(Input material Opens)

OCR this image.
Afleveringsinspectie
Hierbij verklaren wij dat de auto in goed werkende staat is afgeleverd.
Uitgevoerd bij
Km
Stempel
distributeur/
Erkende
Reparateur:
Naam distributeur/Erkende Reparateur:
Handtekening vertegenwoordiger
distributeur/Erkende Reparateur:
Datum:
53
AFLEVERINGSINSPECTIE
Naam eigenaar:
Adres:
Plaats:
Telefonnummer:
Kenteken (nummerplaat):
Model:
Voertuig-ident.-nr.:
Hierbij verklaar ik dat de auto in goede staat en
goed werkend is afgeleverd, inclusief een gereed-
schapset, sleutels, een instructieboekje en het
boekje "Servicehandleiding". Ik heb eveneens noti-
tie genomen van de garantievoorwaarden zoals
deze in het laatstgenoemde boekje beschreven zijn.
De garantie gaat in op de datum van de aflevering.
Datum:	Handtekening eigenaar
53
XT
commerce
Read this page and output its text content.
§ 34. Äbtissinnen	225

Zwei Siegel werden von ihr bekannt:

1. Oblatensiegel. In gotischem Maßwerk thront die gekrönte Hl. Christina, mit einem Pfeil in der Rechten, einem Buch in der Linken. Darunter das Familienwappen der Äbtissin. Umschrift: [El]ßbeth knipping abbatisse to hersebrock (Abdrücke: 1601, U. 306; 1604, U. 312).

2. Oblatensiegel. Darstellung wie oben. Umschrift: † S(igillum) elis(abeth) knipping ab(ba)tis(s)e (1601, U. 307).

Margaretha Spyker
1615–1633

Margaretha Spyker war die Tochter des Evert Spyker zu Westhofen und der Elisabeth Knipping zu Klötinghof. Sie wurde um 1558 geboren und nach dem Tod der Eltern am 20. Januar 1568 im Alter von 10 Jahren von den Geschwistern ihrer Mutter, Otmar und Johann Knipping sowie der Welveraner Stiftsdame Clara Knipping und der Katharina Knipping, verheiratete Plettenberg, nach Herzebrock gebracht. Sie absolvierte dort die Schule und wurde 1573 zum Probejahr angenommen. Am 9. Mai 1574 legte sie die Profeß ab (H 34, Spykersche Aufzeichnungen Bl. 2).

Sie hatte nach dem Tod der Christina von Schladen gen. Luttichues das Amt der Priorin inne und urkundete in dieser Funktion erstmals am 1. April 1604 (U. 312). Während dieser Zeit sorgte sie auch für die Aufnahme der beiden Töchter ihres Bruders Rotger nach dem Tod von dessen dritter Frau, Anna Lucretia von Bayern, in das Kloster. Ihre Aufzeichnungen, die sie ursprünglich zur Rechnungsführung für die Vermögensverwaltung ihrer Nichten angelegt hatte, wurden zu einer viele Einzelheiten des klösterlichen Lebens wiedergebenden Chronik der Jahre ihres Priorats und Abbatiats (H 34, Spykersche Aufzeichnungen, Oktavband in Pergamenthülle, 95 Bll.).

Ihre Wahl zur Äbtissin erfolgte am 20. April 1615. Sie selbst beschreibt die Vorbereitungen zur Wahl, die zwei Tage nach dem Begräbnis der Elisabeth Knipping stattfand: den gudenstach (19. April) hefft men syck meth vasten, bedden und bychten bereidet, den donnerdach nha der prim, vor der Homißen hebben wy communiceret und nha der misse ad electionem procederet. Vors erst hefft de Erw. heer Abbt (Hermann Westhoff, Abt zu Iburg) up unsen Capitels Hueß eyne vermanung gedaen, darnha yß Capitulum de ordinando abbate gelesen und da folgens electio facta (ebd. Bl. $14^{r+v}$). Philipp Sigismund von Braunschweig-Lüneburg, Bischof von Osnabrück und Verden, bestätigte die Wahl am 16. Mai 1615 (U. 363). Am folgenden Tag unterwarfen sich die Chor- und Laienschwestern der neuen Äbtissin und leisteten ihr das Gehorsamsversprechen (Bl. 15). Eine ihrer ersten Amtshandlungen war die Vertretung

(Input material Closes)

**The problem:** The answer must reproduce every record exactly.

**Exercise output:**
OCR this image.
Afleveringsinspectie
Hierbij verklaren wij dat de auto in goed werkende staat is afgeleverd.
Uitgevoerd bij
Km
Stempel
distributeur/
Erkende
Reparateur:
Naam distributeur/Erkende Reparateur:
Handtekening vertegenwoordiger
distributeur/Erkende Reparateur:
Datum:
53
AFLEVERINGSINSPECTIE
Naam eigenaar:
Adres:
Plaats:
Telefonnummer:
Kenteken (nummerplaat):
Model:
Voertuig-ident.-nr.:
Hierbij verklaar ik dat de auto in goede staat en
goed werkend is afgeleverd, inclusief een gereed-
schapset, sleutels, een instructieboekje en het
boekje "Servicehandleiding". Ik heb eveneens noti-
tie genomen van de garantievoorwaarden zoals
deze in het laatstgenoemde boekje beschreven zijn.
De garantie gaat in op de datum van de aflevering.
Datum:	Handtekening eigenaar
53
XT
commerce
Read this page and output its text content.
§ 34. Äbtissinnen	225

Zwei Siegel werden von ihr bekannt:

1. Oblatensiegel. In gotischem Maßwerk thront die gekrönte Hl. Christina, mit einem Pfeil in der Rechten, einem Buch in der Linken. Darunter das Familienwappen der Äbtissin. Umschrift: [El]ßbeth knipping abbatisse to hersebrock (Abdrücke: 1601, U. 306; 1604, U. 312).

2. Oblatensiegel. Darstellung wie oben. Umschrift: † S(igillum) elis(abeth) knipping ab(ba)tis(s)e (1601, U. 307).

Margaretha Spyker
1615–1633

Margaretha Spyker war die Tochter des Evert Spyker zu Westhofen und der Elisabeth Knipping zu Klötinghof. Sie wurde um 1558 geboren und nach dem Tod der Eltern am 20. Januar 1568 im Alter von 10 Jahren von den Geschwistern ihrer Mutter, Otmar und Johann Knipping sowie der Welveraner Stiftsdame Clara Knipping und der Katharina Knipping, verheiratete Plettenberg, nach Herzebrock gebracht. Sie absolvierte dort die Schule und wurde 1573 zum Probejahr angenommen. Am 9. Mai 1574 legte sie die Profeß ab (H 34, Spykersche Aufzeichnungen Bl. 2).

Sie hatte nach dem Tod der Christina von Schladen gen. Luttichues das Amt der Priorin inne und urkundete in dieser Funktion erstmals am 1. April 1604 (U. 312). Während dieser Zeit sorgte sie auch für die Aufnahme der beiden Töchter ihres Bruders Rotger nach dem Tod von dessen dritter Frau, Anna Lucretia von Bayern, in das Kloster. Ihre Aufzeichnungen, die sie ursprünglich zur Rechnungsführung für die Vermögensverwaltung ihrer Nichten angelegt hatte, wurden zu einer viele Einzelheiten des klösterlichen Lebens wiedergebenden Chronik der Jahre ihres Priorats und Abbatiats (H 34, Spykersche Aufzeichnungen, Oktavband in Pergamenthülle, 95 Bll.).

Ihre Wahl zur Äbtissin erfolgte am 20. April 1615. Sie selbst beschreibt die Vorbereitungen zur Wahl, die zwei Tage nach dem Begräbnis der Elisabeth Knipping stattfand: den gudenstach (19. April) hefft men syck meth vasten, bedden und bychten bereidet, den donnerdach nha der prim, vor der Homißen hebben wy communiceret und nha der misse ad electionem procederet. Vors erst hefft de Erw. heer Abbt (Hermann Westhoff, Abt zu Iburg) up unsen Capitels Hueß eyne vermanung gedaen, darnha yß Capitulum de ordinando abbate gelesen und da folgens electio facta (ebd. Bl. $14^{r+v}$). Philipp Sigismund von Braunschweig-Lüneburg, Bischof von Osnabrück und Verden, bestätigte die Wahl am 16. Mai 1615 (U. 363). Am folgenden Tag unterwarfen sich die Chor- und Laienschwestern der neuen Äbtissin und leisteten ihr das Gehorsamsversprechen (Bl. 15). Eine ihrer ersten Amtshandlungen war die Vertretung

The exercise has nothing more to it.